◆ Given instruction:
Search the records for "DIDCOT" and copy each line that holds it.
# # #
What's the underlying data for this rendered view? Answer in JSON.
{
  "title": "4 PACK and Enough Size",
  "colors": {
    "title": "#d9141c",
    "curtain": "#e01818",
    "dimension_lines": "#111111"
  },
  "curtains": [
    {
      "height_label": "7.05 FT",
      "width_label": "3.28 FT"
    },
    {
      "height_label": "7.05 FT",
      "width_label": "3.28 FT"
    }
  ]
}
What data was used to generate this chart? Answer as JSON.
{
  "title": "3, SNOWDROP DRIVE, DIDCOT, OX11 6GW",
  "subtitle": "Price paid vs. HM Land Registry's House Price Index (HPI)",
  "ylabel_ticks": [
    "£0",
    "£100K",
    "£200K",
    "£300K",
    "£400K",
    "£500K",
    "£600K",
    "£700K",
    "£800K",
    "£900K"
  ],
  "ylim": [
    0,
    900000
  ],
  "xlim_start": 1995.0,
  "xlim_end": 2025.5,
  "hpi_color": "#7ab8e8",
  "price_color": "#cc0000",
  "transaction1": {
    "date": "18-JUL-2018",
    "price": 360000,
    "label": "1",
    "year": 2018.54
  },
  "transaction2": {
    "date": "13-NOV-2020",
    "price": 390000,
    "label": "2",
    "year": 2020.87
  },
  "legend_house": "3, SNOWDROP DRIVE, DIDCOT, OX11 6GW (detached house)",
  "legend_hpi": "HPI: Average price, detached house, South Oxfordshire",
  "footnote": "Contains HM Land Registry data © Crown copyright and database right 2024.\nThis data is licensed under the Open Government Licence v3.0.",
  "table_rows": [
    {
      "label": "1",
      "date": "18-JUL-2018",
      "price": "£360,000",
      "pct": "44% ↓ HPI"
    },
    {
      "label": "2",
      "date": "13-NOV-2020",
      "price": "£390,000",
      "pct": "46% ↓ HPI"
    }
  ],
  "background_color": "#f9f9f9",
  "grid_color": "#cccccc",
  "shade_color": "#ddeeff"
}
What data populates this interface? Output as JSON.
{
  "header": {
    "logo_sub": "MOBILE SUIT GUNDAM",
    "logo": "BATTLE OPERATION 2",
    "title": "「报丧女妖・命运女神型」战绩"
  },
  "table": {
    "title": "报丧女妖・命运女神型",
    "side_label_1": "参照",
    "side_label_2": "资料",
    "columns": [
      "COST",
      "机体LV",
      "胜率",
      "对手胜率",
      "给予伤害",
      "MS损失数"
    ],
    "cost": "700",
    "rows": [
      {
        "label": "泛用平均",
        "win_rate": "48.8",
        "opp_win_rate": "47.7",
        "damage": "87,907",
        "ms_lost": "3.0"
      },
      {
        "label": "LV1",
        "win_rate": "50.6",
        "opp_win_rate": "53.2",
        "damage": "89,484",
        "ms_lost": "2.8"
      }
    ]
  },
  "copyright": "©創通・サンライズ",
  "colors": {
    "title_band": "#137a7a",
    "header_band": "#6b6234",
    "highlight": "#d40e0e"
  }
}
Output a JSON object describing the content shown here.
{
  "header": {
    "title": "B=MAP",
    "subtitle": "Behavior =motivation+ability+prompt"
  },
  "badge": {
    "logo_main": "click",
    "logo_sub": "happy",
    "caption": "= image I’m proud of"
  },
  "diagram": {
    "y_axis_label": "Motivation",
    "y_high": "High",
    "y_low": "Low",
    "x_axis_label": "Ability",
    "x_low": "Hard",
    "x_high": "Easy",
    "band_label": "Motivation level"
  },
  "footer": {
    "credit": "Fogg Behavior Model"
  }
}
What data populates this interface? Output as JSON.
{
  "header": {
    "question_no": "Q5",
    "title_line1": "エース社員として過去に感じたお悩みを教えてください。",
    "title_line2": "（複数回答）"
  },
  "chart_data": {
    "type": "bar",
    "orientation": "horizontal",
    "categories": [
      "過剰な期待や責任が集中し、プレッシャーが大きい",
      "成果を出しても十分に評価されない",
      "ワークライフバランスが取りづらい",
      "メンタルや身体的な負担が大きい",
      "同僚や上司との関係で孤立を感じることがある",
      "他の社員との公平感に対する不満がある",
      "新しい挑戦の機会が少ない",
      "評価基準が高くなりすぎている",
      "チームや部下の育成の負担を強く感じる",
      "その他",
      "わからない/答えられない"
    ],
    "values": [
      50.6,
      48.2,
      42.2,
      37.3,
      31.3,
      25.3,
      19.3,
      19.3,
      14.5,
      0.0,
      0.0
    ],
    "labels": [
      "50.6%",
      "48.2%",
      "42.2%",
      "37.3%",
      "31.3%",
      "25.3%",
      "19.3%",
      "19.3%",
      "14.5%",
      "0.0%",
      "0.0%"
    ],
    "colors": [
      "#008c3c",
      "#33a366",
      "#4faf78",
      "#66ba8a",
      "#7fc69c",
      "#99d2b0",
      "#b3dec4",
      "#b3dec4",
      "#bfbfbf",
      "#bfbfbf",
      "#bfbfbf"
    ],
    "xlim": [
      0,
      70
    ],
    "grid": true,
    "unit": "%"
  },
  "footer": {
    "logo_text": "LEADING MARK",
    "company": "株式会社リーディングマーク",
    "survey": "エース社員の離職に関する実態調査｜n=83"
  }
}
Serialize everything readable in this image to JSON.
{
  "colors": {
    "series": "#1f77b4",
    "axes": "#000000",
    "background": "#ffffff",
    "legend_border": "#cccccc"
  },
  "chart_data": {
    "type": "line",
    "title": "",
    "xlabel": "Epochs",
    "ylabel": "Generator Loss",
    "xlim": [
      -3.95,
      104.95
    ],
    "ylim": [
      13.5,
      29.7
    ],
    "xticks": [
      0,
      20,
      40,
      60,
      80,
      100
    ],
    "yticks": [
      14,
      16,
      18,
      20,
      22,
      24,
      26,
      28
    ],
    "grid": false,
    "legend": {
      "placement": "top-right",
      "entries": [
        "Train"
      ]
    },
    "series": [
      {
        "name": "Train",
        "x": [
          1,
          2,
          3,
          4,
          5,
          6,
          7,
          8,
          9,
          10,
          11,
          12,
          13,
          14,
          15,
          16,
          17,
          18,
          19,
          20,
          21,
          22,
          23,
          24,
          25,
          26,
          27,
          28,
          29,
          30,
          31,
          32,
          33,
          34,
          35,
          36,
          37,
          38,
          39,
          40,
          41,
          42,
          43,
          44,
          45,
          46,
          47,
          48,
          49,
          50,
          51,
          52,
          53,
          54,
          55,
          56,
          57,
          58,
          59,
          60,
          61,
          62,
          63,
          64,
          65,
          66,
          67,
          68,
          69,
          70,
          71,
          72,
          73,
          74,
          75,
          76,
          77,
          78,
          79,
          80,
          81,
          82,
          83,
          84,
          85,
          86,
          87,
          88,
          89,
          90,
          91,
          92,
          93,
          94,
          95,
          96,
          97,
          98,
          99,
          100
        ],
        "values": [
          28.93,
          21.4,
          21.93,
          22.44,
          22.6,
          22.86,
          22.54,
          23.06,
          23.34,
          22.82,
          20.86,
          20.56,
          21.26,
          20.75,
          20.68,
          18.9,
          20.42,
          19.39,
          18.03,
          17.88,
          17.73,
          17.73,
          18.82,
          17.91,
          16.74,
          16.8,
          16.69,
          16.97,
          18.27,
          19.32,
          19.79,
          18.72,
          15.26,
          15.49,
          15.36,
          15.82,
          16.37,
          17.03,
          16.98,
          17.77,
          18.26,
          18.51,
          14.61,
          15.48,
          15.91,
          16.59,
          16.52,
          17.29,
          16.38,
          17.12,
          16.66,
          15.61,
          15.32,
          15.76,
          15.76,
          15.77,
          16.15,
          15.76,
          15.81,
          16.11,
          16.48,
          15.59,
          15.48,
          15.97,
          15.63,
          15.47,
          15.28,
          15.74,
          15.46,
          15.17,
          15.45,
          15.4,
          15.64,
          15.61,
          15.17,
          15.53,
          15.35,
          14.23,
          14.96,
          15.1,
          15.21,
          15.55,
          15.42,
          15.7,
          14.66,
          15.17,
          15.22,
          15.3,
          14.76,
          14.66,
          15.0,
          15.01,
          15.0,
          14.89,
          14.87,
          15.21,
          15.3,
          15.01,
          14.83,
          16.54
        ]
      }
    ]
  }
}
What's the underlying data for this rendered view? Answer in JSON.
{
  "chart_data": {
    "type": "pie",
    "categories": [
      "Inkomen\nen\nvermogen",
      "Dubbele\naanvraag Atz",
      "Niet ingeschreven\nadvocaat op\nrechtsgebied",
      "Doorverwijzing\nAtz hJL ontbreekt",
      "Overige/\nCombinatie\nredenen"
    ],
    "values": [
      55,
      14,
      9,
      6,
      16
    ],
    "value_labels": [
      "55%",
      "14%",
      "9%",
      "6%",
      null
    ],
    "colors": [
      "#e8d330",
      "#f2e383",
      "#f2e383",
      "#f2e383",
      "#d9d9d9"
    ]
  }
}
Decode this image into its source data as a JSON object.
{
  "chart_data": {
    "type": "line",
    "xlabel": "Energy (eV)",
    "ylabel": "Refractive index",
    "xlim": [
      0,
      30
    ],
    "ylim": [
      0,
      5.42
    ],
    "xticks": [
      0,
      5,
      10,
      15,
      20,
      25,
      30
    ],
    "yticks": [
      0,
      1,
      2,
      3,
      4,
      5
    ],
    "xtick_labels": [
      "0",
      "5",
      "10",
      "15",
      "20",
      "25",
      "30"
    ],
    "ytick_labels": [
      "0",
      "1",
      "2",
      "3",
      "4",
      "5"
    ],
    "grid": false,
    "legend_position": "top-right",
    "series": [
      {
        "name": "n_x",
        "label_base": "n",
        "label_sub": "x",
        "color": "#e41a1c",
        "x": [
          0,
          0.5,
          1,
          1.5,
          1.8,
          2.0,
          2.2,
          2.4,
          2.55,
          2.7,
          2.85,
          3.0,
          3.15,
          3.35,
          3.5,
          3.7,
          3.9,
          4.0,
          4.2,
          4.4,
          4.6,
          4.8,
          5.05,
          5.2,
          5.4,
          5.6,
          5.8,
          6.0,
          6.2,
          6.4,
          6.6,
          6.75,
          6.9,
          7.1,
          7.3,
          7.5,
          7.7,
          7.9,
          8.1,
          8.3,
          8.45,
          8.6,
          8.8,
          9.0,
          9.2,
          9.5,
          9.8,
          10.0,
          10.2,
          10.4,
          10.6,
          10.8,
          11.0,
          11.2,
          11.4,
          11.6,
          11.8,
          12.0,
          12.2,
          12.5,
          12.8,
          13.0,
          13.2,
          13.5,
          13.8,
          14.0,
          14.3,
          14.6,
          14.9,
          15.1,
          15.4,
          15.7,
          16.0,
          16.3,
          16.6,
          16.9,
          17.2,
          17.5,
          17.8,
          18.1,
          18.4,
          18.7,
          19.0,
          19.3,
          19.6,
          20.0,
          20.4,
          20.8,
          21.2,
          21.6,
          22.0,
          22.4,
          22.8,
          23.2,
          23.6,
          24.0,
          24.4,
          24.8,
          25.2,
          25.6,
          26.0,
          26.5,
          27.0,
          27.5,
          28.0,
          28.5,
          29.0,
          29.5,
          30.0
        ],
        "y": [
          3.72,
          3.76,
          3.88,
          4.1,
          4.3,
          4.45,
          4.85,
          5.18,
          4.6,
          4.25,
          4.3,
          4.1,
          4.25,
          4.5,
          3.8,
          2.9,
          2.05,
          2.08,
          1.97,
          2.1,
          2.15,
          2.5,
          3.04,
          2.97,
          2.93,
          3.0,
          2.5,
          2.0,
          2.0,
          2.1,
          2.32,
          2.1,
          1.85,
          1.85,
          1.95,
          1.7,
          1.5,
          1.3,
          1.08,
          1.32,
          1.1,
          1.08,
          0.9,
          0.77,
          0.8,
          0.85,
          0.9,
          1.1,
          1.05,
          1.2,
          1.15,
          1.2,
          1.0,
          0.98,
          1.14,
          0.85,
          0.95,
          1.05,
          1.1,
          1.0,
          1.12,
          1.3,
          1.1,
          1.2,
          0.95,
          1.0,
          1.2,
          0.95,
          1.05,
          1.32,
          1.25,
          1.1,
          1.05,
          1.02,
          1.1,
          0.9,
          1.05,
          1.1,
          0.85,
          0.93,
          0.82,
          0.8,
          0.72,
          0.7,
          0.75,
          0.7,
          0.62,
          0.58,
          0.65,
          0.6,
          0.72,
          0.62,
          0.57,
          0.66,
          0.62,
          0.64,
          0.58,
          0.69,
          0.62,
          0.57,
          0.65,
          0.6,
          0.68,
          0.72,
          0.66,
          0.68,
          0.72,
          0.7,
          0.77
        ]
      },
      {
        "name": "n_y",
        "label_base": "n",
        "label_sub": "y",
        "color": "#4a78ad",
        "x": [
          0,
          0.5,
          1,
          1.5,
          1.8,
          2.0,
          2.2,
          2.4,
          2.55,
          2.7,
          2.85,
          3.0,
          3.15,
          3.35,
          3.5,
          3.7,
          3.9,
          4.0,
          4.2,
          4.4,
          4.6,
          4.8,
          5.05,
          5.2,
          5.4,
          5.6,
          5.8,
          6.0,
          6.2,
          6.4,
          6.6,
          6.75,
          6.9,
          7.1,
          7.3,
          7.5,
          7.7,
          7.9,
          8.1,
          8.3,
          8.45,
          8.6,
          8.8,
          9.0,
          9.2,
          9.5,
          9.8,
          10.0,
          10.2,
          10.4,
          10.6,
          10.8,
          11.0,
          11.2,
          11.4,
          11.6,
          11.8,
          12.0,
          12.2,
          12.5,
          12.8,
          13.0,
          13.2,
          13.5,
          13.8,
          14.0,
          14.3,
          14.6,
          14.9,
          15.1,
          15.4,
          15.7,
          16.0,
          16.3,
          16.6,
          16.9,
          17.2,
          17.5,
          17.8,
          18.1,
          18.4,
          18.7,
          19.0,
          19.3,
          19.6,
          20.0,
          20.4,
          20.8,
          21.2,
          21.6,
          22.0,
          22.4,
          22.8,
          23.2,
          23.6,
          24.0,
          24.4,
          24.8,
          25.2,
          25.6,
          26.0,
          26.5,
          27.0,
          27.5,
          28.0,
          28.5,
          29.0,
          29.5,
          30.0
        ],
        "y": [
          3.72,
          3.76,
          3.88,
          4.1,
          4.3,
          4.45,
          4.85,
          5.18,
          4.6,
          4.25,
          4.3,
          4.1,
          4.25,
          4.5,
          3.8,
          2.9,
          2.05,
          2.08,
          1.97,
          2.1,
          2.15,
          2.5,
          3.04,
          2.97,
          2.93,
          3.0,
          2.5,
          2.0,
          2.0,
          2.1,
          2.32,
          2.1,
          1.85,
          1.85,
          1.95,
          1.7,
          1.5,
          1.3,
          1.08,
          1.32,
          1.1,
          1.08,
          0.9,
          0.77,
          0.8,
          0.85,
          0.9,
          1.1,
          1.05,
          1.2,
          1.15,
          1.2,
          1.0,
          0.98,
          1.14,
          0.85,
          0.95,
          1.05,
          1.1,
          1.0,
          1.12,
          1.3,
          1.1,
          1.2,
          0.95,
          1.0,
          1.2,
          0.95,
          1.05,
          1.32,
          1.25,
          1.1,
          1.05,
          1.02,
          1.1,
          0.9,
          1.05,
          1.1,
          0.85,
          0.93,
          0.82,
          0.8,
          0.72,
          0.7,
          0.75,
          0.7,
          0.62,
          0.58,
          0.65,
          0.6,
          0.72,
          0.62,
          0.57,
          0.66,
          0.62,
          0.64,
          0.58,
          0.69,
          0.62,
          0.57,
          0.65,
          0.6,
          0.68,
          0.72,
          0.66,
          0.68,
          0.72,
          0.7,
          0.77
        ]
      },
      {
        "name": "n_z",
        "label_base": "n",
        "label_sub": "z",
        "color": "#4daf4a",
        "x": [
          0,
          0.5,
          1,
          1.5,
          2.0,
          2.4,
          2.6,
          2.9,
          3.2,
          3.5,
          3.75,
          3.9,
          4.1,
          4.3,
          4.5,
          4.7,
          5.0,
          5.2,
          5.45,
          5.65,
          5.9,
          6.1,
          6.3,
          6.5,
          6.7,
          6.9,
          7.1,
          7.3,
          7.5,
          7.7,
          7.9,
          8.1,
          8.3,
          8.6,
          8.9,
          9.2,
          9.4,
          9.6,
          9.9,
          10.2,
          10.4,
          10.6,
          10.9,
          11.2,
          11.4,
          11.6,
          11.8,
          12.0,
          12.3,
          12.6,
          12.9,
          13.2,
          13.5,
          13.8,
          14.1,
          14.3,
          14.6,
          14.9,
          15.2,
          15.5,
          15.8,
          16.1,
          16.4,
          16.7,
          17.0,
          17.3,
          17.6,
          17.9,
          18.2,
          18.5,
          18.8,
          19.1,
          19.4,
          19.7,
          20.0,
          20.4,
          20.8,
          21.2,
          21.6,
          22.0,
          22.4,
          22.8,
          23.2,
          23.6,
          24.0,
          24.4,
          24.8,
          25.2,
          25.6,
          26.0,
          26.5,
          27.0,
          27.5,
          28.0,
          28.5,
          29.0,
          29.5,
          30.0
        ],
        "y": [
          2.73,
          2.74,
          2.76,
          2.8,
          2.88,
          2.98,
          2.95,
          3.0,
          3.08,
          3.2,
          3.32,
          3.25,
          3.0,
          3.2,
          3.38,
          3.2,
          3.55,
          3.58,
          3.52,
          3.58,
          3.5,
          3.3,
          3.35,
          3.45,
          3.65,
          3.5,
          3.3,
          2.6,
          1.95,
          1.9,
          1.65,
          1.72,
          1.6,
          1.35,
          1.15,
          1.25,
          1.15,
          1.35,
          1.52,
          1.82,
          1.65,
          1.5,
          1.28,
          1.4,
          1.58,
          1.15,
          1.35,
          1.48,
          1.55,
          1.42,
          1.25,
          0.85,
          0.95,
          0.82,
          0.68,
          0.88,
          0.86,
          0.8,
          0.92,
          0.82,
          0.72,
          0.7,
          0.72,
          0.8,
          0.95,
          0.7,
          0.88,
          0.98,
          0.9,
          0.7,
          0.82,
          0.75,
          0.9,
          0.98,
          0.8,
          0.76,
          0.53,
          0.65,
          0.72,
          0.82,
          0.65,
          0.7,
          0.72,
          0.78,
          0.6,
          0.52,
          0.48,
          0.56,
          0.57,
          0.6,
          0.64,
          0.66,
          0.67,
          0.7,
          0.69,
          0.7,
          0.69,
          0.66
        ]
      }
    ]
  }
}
# # #
◆ Reply:
  "title": "3, SNOWDROP DRIVE, DIDCOT, OX11 6GW",
  "legend_house": "3, SNOWDROP DRIVE, DIDCOT, OX11 6GW (detached house)",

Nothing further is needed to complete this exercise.